**Set task**
In the entries, find all lines that hold the word "области" and copy them.

Extracted records:

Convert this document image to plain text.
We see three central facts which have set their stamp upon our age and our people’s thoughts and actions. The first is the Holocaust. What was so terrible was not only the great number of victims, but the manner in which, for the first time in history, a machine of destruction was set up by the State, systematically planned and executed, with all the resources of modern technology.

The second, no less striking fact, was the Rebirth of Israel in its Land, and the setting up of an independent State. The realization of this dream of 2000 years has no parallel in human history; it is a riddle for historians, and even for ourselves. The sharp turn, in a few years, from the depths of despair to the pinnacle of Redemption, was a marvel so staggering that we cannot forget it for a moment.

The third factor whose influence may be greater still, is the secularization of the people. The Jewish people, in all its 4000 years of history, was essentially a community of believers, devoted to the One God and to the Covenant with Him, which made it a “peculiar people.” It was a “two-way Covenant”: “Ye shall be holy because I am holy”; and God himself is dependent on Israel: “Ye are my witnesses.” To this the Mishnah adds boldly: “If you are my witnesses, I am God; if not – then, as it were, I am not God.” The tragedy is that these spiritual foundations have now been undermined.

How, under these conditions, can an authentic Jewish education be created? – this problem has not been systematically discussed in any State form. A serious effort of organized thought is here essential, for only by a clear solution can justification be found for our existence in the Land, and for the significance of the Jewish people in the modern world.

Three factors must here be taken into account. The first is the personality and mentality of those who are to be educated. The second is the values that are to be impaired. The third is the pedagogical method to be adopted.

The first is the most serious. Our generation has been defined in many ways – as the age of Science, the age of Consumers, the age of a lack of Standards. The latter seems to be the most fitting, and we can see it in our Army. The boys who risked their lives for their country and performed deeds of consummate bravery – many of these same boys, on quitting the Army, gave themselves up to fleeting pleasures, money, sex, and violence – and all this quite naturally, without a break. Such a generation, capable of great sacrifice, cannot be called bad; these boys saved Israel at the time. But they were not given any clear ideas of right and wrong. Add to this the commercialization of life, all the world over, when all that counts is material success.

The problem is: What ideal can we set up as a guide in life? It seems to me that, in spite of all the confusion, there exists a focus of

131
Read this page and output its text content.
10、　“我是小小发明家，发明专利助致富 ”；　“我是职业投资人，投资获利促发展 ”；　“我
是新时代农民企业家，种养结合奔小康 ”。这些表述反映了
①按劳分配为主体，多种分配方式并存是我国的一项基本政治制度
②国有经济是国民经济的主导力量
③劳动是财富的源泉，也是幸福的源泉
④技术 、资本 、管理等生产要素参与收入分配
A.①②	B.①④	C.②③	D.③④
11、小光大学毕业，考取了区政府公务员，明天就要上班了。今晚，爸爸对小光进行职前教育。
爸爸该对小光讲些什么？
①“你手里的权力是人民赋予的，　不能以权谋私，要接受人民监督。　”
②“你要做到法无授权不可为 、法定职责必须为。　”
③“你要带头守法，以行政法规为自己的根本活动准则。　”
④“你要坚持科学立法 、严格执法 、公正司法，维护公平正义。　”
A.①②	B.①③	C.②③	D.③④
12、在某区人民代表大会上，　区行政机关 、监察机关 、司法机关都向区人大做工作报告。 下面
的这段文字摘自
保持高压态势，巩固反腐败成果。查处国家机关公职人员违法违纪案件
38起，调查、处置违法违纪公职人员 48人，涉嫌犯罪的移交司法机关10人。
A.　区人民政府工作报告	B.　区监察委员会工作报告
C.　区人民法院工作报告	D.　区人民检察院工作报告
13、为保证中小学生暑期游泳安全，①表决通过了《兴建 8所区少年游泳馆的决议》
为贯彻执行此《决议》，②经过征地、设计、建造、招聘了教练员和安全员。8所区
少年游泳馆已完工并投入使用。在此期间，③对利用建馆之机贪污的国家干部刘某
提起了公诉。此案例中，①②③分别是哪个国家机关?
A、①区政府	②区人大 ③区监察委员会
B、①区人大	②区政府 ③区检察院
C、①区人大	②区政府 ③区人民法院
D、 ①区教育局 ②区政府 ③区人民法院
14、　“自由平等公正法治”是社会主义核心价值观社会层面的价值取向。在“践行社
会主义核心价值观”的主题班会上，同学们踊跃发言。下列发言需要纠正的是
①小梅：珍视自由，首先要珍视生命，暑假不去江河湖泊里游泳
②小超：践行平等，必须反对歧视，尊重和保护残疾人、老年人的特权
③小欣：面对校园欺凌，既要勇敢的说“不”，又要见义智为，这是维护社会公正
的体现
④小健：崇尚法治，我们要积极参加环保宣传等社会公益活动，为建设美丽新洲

==

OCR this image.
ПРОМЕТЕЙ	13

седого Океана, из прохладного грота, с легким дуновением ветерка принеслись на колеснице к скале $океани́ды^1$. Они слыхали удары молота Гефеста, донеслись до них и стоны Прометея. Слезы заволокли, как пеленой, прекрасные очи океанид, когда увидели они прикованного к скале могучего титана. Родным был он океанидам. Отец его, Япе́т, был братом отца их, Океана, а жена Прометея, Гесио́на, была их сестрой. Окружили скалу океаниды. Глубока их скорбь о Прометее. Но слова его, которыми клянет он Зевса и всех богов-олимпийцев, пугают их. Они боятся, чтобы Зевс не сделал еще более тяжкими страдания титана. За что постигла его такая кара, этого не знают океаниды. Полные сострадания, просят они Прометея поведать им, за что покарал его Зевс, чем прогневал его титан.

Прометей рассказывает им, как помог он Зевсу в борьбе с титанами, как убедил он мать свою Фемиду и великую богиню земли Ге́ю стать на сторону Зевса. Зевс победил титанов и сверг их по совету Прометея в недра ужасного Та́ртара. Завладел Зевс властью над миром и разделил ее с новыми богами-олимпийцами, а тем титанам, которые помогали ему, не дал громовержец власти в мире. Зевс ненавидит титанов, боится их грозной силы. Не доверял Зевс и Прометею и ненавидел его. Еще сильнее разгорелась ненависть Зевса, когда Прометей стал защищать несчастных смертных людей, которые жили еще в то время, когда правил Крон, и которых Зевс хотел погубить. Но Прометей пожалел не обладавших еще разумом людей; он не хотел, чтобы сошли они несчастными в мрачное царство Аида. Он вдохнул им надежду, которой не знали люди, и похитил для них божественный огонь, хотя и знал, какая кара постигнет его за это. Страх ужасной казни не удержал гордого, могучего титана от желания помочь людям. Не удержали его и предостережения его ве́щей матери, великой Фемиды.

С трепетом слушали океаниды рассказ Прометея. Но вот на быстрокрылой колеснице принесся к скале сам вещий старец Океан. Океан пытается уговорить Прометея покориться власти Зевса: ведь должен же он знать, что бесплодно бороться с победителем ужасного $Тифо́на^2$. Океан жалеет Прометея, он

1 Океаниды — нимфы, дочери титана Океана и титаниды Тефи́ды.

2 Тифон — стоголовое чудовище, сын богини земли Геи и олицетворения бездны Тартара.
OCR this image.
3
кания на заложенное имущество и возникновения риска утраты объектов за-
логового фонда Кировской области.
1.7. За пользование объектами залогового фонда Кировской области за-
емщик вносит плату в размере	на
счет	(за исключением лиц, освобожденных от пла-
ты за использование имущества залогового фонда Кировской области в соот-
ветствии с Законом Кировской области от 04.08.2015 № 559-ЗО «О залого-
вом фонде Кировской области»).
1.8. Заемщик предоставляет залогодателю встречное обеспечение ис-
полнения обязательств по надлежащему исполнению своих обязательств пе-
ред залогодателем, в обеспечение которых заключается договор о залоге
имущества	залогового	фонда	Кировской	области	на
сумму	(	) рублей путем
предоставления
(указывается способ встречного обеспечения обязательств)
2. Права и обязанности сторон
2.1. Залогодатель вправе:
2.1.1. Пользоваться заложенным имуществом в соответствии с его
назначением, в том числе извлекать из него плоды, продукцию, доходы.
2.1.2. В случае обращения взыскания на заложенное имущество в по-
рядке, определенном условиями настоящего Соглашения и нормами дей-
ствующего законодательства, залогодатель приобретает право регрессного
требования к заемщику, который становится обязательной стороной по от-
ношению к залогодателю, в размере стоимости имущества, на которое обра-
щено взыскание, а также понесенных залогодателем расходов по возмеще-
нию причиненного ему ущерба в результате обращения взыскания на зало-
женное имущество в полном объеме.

---

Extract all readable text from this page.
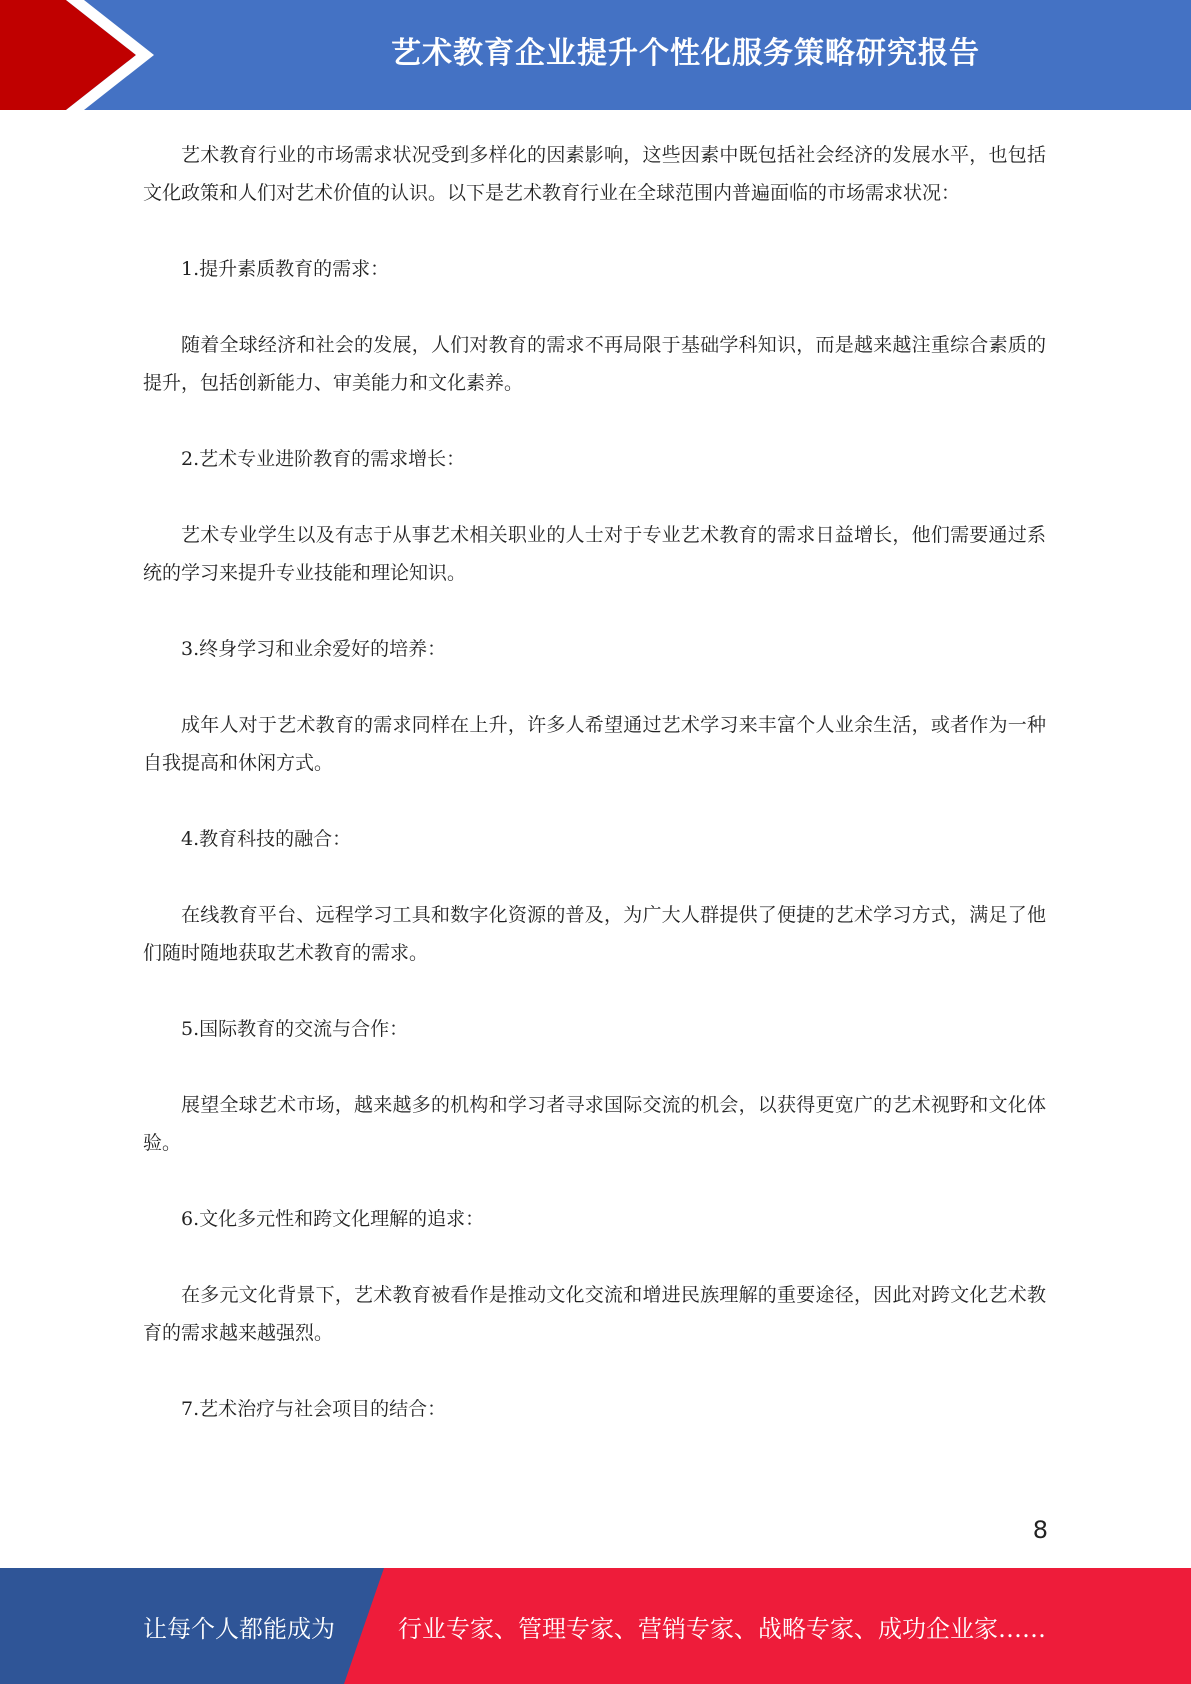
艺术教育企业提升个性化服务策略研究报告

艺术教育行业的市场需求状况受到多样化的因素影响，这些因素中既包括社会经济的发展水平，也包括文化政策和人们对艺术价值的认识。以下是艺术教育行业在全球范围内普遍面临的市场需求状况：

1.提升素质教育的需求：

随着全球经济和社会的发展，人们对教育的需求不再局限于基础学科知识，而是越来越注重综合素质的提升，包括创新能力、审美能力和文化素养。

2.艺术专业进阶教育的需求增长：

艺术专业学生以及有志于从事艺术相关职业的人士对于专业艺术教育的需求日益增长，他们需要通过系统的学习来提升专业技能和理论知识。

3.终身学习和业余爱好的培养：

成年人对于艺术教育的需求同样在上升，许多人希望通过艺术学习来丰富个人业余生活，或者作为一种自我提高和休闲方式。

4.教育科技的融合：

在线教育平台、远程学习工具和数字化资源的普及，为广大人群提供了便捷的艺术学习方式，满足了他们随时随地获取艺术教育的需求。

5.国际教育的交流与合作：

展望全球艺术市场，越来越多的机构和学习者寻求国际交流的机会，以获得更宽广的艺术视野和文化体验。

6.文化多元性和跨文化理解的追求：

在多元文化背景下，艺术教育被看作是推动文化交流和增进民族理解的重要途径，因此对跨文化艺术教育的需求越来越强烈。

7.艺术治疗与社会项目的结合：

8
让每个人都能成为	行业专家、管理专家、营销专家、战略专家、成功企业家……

**Task solution**
логового фонда Кировской области.
1.7. За пользование объектами залогового фонда Кировской области за-
ты за использование имущества залогового фонда Кировской области в соот-
ветствии с Законом Кировской области от 04.08.2015 № 559-ЗО «О залого-
вом фонде Кировской области»).
имущества	залогового	фонда	Кировской	области	на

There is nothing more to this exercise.